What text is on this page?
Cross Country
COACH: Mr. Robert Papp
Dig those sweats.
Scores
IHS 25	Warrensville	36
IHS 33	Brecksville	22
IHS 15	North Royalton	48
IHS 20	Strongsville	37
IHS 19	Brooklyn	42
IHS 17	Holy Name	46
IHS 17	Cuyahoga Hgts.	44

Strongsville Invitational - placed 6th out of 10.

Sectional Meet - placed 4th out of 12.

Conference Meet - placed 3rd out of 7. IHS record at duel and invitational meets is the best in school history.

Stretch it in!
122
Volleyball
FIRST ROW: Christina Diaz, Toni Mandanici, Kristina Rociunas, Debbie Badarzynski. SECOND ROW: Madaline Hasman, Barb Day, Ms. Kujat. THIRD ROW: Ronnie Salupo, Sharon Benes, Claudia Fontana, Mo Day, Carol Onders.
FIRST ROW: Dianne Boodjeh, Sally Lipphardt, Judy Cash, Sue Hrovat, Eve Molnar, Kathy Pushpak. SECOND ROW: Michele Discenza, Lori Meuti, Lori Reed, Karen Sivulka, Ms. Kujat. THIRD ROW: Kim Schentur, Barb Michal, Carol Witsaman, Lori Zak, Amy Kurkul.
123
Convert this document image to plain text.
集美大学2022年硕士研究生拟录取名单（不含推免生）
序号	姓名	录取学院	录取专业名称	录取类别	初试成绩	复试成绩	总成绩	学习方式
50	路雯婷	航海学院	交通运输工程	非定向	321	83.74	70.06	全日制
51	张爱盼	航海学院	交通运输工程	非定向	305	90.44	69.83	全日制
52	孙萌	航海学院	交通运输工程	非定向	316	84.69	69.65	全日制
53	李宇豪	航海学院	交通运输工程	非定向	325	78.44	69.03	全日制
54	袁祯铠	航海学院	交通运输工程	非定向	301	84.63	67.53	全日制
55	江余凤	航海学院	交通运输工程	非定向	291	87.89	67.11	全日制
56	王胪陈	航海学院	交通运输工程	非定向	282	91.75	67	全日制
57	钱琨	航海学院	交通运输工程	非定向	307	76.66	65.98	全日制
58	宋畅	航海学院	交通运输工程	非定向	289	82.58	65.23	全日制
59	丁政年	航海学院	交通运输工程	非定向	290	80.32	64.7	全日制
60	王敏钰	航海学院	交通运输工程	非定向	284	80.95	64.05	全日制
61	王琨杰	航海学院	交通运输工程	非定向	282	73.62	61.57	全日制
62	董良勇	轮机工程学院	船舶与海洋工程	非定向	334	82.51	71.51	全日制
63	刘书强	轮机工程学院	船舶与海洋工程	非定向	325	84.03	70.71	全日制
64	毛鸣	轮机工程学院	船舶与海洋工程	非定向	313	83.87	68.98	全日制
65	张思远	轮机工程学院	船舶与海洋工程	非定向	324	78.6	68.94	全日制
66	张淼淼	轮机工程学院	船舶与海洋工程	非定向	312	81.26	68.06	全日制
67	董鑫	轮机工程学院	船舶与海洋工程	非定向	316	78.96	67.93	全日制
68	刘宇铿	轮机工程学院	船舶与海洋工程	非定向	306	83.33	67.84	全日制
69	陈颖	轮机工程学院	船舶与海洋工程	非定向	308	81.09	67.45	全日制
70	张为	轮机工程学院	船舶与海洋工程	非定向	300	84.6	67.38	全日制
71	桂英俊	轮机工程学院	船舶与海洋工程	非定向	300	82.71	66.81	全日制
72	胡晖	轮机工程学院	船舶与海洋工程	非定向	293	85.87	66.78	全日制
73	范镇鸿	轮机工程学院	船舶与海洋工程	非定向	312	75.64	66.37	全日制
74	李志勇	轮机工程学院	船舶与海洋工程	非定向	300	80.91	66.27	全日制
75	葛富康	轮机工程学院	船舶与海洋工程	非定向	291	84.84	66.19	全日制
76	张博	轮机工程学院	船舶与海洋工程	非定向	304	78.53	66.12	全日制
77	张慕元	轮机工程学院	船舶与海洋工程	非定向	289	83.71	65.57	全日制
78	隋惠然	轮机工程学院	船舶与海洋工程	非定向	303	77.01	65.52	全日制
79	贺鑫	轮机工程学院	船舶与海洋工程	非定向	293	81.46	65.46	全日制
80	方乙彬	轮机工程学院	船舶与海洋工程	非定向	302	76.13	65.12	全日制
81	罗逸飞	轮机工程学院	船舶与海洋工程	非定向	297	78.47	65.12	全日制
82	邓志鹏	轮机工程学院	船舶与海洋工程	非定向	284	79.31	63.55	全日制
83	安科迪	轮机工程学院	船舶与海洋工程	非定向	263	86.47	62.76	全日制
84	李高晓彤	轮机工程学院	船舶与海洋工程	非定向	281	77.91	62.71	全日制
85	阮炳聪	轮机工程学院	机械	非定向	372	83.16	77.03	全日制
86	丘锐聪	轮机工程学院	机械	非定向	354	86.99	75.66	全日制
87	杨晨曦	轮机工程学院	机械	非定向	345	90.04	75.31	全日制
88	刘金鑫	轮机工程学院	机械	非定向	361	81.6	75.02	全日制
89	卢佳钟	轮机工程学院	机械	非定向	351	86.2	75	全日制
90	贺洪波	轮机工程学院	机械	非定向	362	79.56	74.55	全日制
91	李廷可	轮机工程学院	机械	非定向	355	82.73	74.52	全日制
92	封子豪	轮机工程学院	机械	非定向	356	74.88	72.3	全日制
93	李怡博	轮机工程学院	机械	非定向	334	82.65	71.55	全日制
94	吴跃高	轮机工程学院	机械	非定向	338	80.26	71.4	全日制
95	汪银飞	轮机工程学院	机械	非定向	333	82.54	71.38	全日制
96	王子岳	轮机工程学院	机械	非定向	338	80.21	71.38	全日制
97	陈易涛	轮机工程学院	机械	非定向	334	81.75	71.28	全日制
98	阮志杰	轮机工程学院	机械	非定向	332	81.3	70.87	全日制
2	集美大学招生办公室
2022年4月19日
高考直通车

::::::

**Problem to solve**.
Output every line above without altering anything.

**Written response**.
What text is on this page?
Cross Country
COACH: Mr. Robert Papp
Dig those sweats.
Scores
IHS 25	Warrensville	36
IHS 33	Brecksville	22
IHS 15	North Royalton	48
IHS 20	Strongsville	37
IHS 19	Brooklyn	42
IHS 17	Holy Name	46
IHS 17	Cuyahoga Hgts.	44

Strongsville Invitational - placed 6th out of 10.

Sectional Meet - placed 4th out of 12.

Conference Meet - placed 3rd out of 7. IHS record at duel and invitational meets is the best in school history.

Stretch it in!
122
Volleyball
FIRST ROW: Christina Diaz, Toni Mandanici, Kristina Rociunas, Debbie Badarzynski. SECOND ROW: Madaline Hasman, Barb Day, Ms. Kujat. THIRD ROW: Ronnie Salupo, Sharon Benes, Claudia Fontana, Mo Day, Carol Onders.
FIRST ROW: Dianne Boodjeh, Sally Lipphardt, Judy Cash, Sue Hrovat, Eve Molnar, Kathy Pushpak. SECOND ROW: Michele Discenza, Lori Meuti, Lori Reed, Karen Sivulka, Ms. Kujat. THIRD ROW: Kim Schentur, Barb Michal, Carol Witsaman, Lori Zak, Amy Kurkul.
123
Convert this document image to plain text.
集美大学2022年硕士研究生拟录取名单（不含推免生）
序号	姓名	录取学院	录取专业名称	录取类别	初试成绩	复试成绩	总成绩	学习方式
50	路雯婷	航海学院	交通运输工程	非定向	321	83.74	70.06	全日制
51	张爱盼	航海学院	交通运输工程	非定向	305	90.44	69.83	全日制
52	孙萌	航海学院	交通运输工程	非定向	316	84.69	69.65	全日制
53	李宇豪	航海学院	交通运输工程	非定向	325	78.44	69.03	全日制
54	袁祯铠	航海学院	交通运输工程	非定向	301	84.63	67.53	全日制
55	江余凤	航海学院	交通运输工程	非定向	291	87.89	67.11	全日制
56	王胪陈	航海学院	交通运输工程	非定向	282	91.75	67	全日制
57	钱琨	航海学院	交通运输工程	非定向	307	76.66	65.98	全日制
58	宋畅	航海学院	交通运输工程	非定向	289	82.58	65.23	全日制
59	丁政年	航海学院	交通运输工程	非定向	290	80.32	64.7	全日制
60	王敏钰	航海学院	交通运输工程	非定向	284	80.95	64.05	全日制
61	王琨杰	航海学院	交通运输工程	非定向	282	73.62	61.57	全日制
62	董良勇	轮机工程学院	船舶与海洋工程	非定向	334	82.51	71.51	全日制
63	刘书强	轮机工程学院	船舶与海洋工程	非定向	325	84.03	70.71	全日制
64	毛鸣	轮机工程学院	船舶与海洋工程	非定向	313	83.87	68.98	全日制
65	张思远	轮机工程学院	船舶与海洋工程	非定向	324	78.6	68.94	全日制
66	张淼淼	轮机工程学院	船舶与海洋工程	非定向	312	81.26	68.06	全日制
67	董鑫	轮机工程学院	船舶与海洋工程	非定向	316	78.96	67.93	全日制
68	刘宇铿	轮机工程学院	船舶与海洋工程	非定向	306	83.33	67.84	全日制
69	陈颖	轮机工程学院	船舶与海洋工程	非定向	308	81.09	67.45	全日制
70	张为	轮机工程学院	船舶与海洋工程	非定向	300	84.6	67.38	全日制
71	桂英俊	轮机工程学院	船舶与海洋工程	非定向	300	82.71	66.81	全日制
72	胡晖	轮机工程学院	船舶与海洋工程	非定向	293	85.87	66.78	全日制
73	范镇鸿	轮机工程学院	船舶与海洋工程	非定向	312	75.64	66.37	全日制
74	李志勇	轮机工程学院	船舶与海洋工程	非定向	300	80.91	66.27	全日制
75	葛富康	轮机工程学院	船舶与海洋工程	非定向	291	84.84	66.19	全日制
76	张博	轮机工程学院	船舶与海洋工程	非定向	304	78.53	66.12	全日制
77	张慕元	轮机工程学院	船舶与海洋工程	非定向	289	83.71	65.57	全日制
78	隋惠然	轮机工程学院	船舶与海洋工程	非定向	303	77.01	65.52	全日制
79	贺鑫	轮机工程学院	船舶与海洋工程	非定向	293	81.46	65.46	全日制
80	方乙彬	轮机工程学院	船舶与海洋工程	非定向	302	76.13	65.12	全日制
81	罗逸飞	轮机工程学院	船舶与海洋工程	非定向	297	78.47	65.12	全日制
82	邓志鹏	轮机工程学院	船舶与海洋工程	非定向	284	79.31	63.55	全日制
83	安科迪	轮机工程学院	船舶与海洋工程	非定向	263	86.47	62.76	全日制
84	李高晓彤	轮机工程学院	船舶与海洋工程	非定向	281	77.91	62.71	全日制
85	阮炳聪	轮机工程学院	机械	非定向	372	83.16	77.03	全日制
86	丘锐聪	轮机工程学院	机械	非定向	354	86.99	75.66	全日制
87	杨晨曦	轮机工程学院	机械	非定向	345	90.04	75.31	全日制
88	刘金鑫	轮机工程学院	机械	非定向	361	81.6	75.02	全日制
89	卢佳钟	轮机工程学院	机械	非定向	351	86.2	75	全日制
90	贺洪波	轮机工程学院	机械	非定向	362	79.56	74.55	全日制
91	李廷可	轮机工程学院	机械	非定向	355	82.73	74.52	全日制
92	封子豪	轮机工程学院	机械	非定向	356	74.88	72.3	全日制
93	李怡博	轮机工程学院	机械	非定向	334	82.65	71.55	全日制
94	吴跃高	轮机工程学院	机械	非定向	338	80.26	71.4	全日制
95	汪银飞	轮机工程学院	机械	非定向	333	82.54	71.38	全日制
96	王子岳	轮机工程学院	机械	非定向	338	80.21	71.38	全日制
97	陈易涛	轮机工程学院	机械	非定向	334	81.75	71.28	全日制
98	阮志杰	轮机工程学院	机械	非定向	332	81.3	70.87	全日制
2	集美大学招生办公室
2022年4月19日
高考直通车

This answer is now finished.